» **Task instructions**
Your task is to repeat all of the data exactly while excluding the pictures.
──────────────────────────────
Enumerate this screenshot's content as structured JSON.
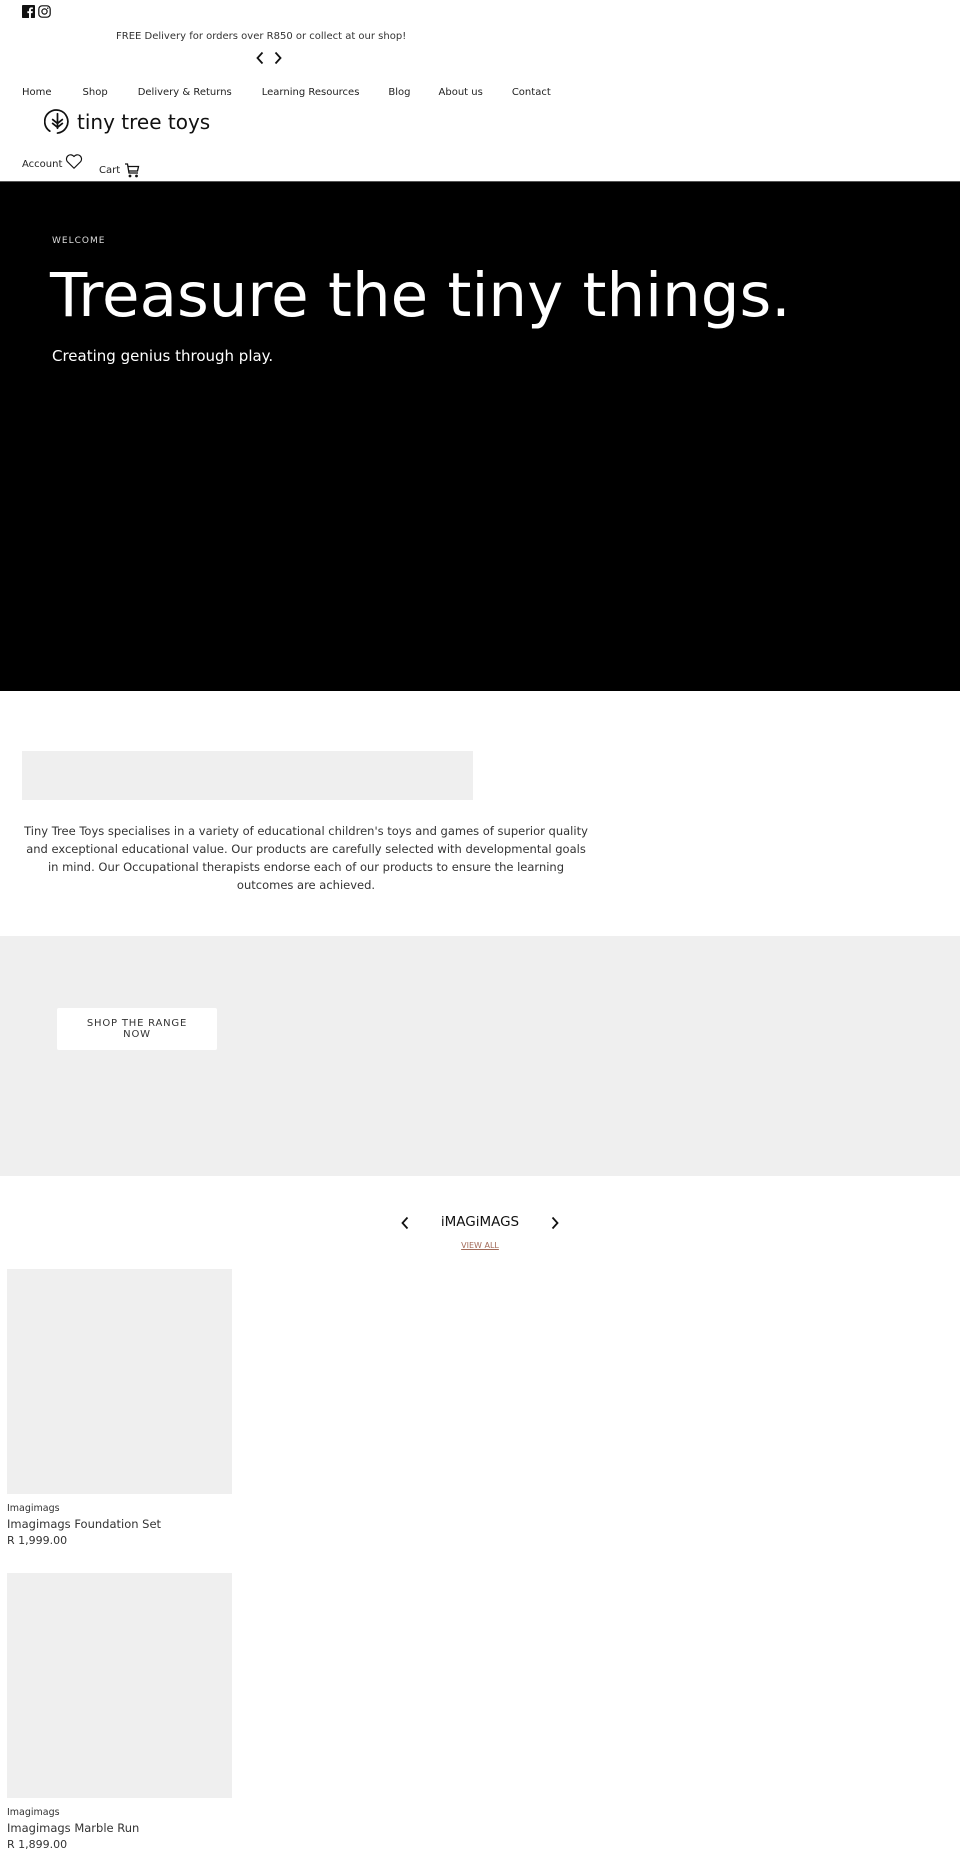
{
  "header": {
    "social": [
      {
        "icon": "facebook-icon",
        "label": "Facebook"
      },
      {
        "icon": "instagram-icon",
        "label": "Instagram"
      }
    ],
    "announcement": "FREE Delivery for orders over R850 or collect at our shop!",
    "nav": [
      "Home",
      "Shop",
      "Delivery & Returns",
      "Learning Resources",
      "Blog",
      "About us",
      "Contact"
    ],
    "logo_text": "tiny tree toys",
    "account_label": "Account",
    "cart_label": "Cart"
  },
  "hero": {
    "eyebrow": "WELCOME",
    "title": "Treasure the tiny things.",
    "subtitle": "Creating genius through play."
  },
  "intro": {
    "text": "Tiny Tree Toys specialises in a variety of educational children's toys and games of superior quality and exceptional educational value. Our products are carefully selected with developmental goals in mind. Our Occupational therapists endorse each of our products to ensure the learning outcomes are achieved."
  },
  "promo": {
    "button_label": "SHOP THE RANGE NOW"
  },
  "collection": {
    "title": "iMAGiMAGS",
    "view_all": "VIEW ALL",
    "accent_color": "#a26a58",
    "products": [
      {
        "vendor": "Imagimags",
        "name": "Imagimags Foundation Set",
        "price": "R 1,999.00"
      },
      {
        "vendor": "Imagimags",
        "name": "Imagimags Marble Run",
        "price": "R 1,899.00"
      }
    ]
  }
}
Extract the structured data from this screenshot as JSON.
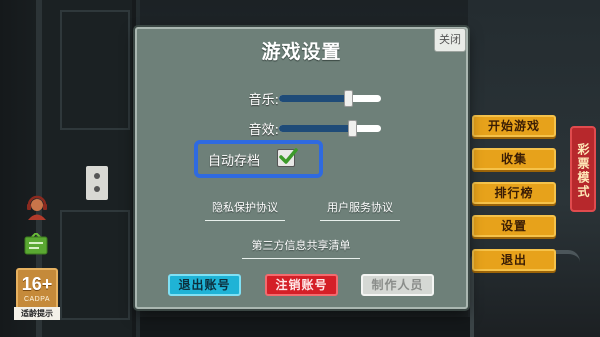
{
  "dialog": {
    "title": "游戏设置",
    "close_label": "关闭",
    "music_label": "音乐:",
    "music_level": 0.68,
    "sfx_label": "音效:",
    "sfx_level": 0.72,
    "autosave_label": "自动存档",
    "autosave_checked": true,
    "privacy_link": "隐私保护协议",
    "service_link": "用户服务协议",
    "third_party_link": "第三方信息共享清单",
    "logout_button": "退出账号",
    "delete_button": "注销账号",
    "credits_button": "制作人员"
  },
  "menu": {
    "items": [
      "开始游戏",
      "收集",
      "排行榜",
      "设置",
      "退出"
    ],
    "lottery_label": "彩票模式"
  },
  "hud": {
    "age_rating": "16+",
    "age_org": "CADPA",
    "age_tip": "适龄提示"
  },
  "colors": {
    "dialog_bg": "#6e8079",
    "menu_orange": "#e7a21b",
    "lottery_red": "#b7282c",
    "highlight_blue": "#2f6ae0",
    "logout_cyan": "#1fb3d6",
    "delete_red": "#d41f27"
  }
}
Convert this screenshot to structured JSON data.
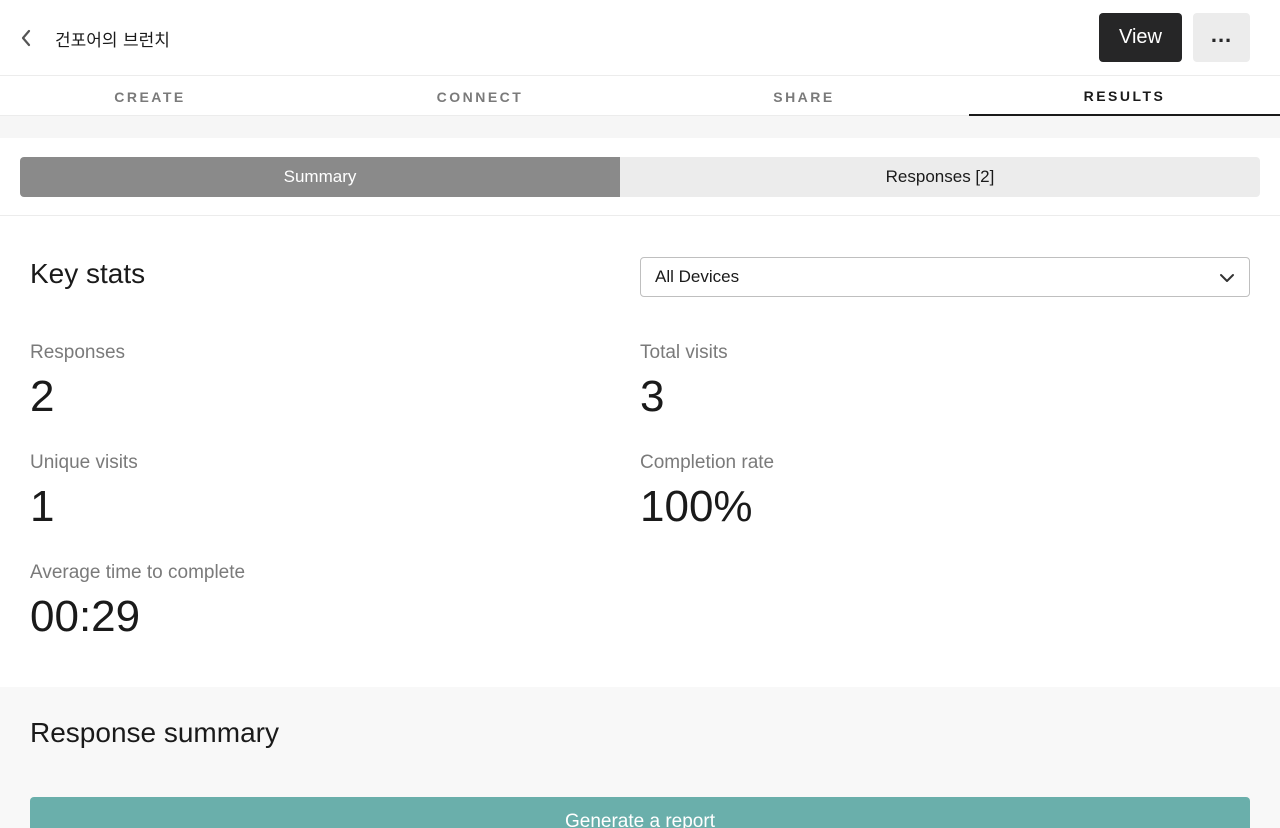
{
  "header": {
    "form_title": "건포어의 브런치",
    "view_label": "View",
    "more_label": "..."
  },
  "nav": {
    "tabs": [
      {
        "label": "CREATE"
      },
      {
        "label": "CONNECT"
      },
      {
        "label": "SHARE"
      },
      {
        "label": "RESULTS"
      }
    ],
    "active": "RESULTS"
  },
  "segments": {
    "summary_label": "Summary",
    "responses_label": "Responses [2]"
  },
  "key_stats": {
    "title": "Key stats",
    "device_filter": "All Devices",
    "responses": {
      "label": "Responses",
      "value": "2"
    },
    "total_visits": {
      "label": "Total visits",
      "value": "3"
    },
    "unique_visits": {
      "label": "Unique visits",
      "value": "1"
    },
    "completion_rate": {
      "label": "Completion rate",
      "value": "100%"
    },
    "avg_time": {
      "label": "Average time to complete",
      "value": "00:29"
    }
  },
  "response_summary": {
    "title": "Response summary",
    "generate_label": "Generate a report"
  },
  "colors": {
    "view_button": "#262627",
    "summary_segment": "#8a8a8a",
    "report_button": "#6aafab"
  }
}
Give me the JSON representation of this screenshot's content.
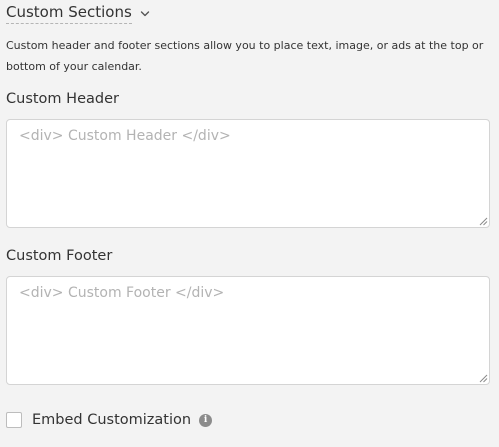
{
  "section": {
    "title": "Custom Sections",
    "chevron_icon": "chevron-down-icon",
    "description": "Custom header and footer sections allow you to place text, image, or ads at the top or bottom of your calendar."
  },
  "header_field": {
    "label": "Custom Header",
    "placeholder": "<div> Custom Header </div>",
    "value": ""
  },
  "footer_field": {
    "label": "Custom Footer",
    "placeholder": "<div> Custom Footer </div>",
    "value": ""
  },
  "embed": {
    "label": "Embed Customization",
    "checked": false,
    "info_icon": "info-icon"
  },
  "colors": {
    "background": "#f3f3f3",
    "text": "#333333",
    "placeholder": "#b3b3b3",
    "border": "#d4d4d4",
    "info_icon": "#8c8c8c"
  }
}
──────────────────────────────
» **Exercise response**
Enumerate this screenshot's content as structured JSON.
{
  "header": {
    "social": [
      {
        "icon": "facebook-icon",
        "label": "Facebook"
      },
      {
        "icon": "instagram-icon",
        "label": "Instagram"
      }
    ],
    "announcement": "FREE Delivery for orders over R850 or collect at our shop!",
    "nav": [
      "Home",
      "Shop",
      "Delivery & Returns",
      "Learning Resources",
      "Blog",
      "About us",
      "Contact"
    ],
    "logo_text": "tiny tree toys",
    "account_label": "Account",
    "cart_label": "Cart"
  },
  "hero": {
    "eyebrow": "WELCOME",
    "title": "Treasure the tiny things.",
    "subtitle": "Creating genius through play."
  },
  "intro": {
    "text": "Tiny Tree Toys specialises in a variety of educational children's toys and games of superior quality and exceptional educational value. Our products are carefully selected with developmental goals in mind. Our Occupational therapists endorse each of our products to ensure the learning outcomes are achieved."
  },
  "promo": {
    "button_label": "SHOP THE RANGE NOW"
  },
  "collection": {
    "title": "iMAGiMAGS",
    "view_all": "VIEW ALL",
    "accent_color": "#a26a58",
    "products": [
      {
        "vendor": "Imagimags",
        "name": "Imagimags Foundation Set",
        "price": "R 1,999.00"
      },
      {
        "vendor": "Imagimags",
        "name": "Imagimags Marble Run",
        "price": "R 1,899.00"
      }
    ]
  }
}
Extract the structured data from this screenshot as JSON.
{
  "dialog": {
    "title": "游戏设置",
    "close_label": "关闭",
    "music_label": "音乐:",
    "music_level": 0.68,
    "sfx_label": "音效:",
    "sfx_level": 0.72,
    "autosave_label": "自动存档",
    "autosave_checked": true,
    "privacy_link": "隐私保护协议",
    "service_link": "用户服务协议",
    "third_party_link": "第三方信息共享清单",
    "logout_button": "退出账号",
    "delete_button": "注销账号",
    "credits_button": "制作人员"
  },
  "menu": {
    "items": [
      "开始游戏",
      "收集",
      "排行榜",
      "设置",
      "退出"
    ],
    "lottery_label": "彩票模式"
  },
  "hud": {
    "age_rating": "16+",
    "age_org": "CADPA",
    "age_tip": "适龄提示"
  },
  "colors": {
    "dialog_bg": "#6e8079",
    "menu_orange": "#e7a21b",
    "lottery_red": "#b7282c",
    "highlight_blue": "#2f6ae0",
    "logout_cyan": "#1fb3d6",
    "delete_red": "#d41f27"
  }
}
Convert this screenshot to structured JSON data.
{
  "header": {
    "form_title": "건포어의 브런치",
    "view_label": "View",
    "more_label": "..."
  },
  "nav": {
    "tabs": [
      {
        "label": "CREATE"
      },
      {
        "label": "CONNECT"
      },
      {
        "label": "SHARE"
      },
      {
        "label": "RESULTS"
      }
    ],
    "active": "RESULTS"
  },
  "segments": {
    "summary_label": "Summary",
    "responses_label": "Responses [2]"
  },
  "key_stats": {
    "title": "Key stats",
    "device_filter": "All Devices",
    "responses": {
      "label": "Responses",
      "value": "2"
    },
    "total_visits": {
      "label": "Total visits",
      "value": "3"
    },
    "unique_visits": {
      "label": "Unique visits",
      "value": "1"
    },
    "completion_rate": {
      "label": "Completion rate",
      "value": "100%"
    },
    "avg_time": {
      "label": "Average time to complete",
      "value": "00:29"
    }
  },
  "response_summary": {
    "title": "Response summary",
    "generate_label": "Generate a report"
  },
  "colors": {
    "view_button": "#262627",
    "summary_segment": "#8a8a8a",
    "report_button": "#6aafab"
  }
}
Give me the JSON representation of this screenshot's content.
{
  "section": {
    "title": "Custom Sections",
    "chevron_icon": "chevron-down-icon",
    "description": "Custom header and footer sections allow you to place text, image, or ads at the top or bottom of your calendar."
  },
  "header_field": {
    "label": "Custom Header",
    "placeholder": "<div> Custom Header </div>",
    "value": ""
  },
  "footer_field": {
    "label": "Custom Footer",
    "placeholder": "<div> Custom Footer </div>",
    "value": ""
  },
  "embed": {
    "label": "Embed Customization",
    "checked": false,
    "info_icon": "info-icon"
  },
  "colors": {
    "background": "#f3f3f3",
    "text": "#333333",
    "placeholder": "#b3b3b3",
    "border": "#d4d4d4",
    "info_icon": "#8c8c8c"
  }
}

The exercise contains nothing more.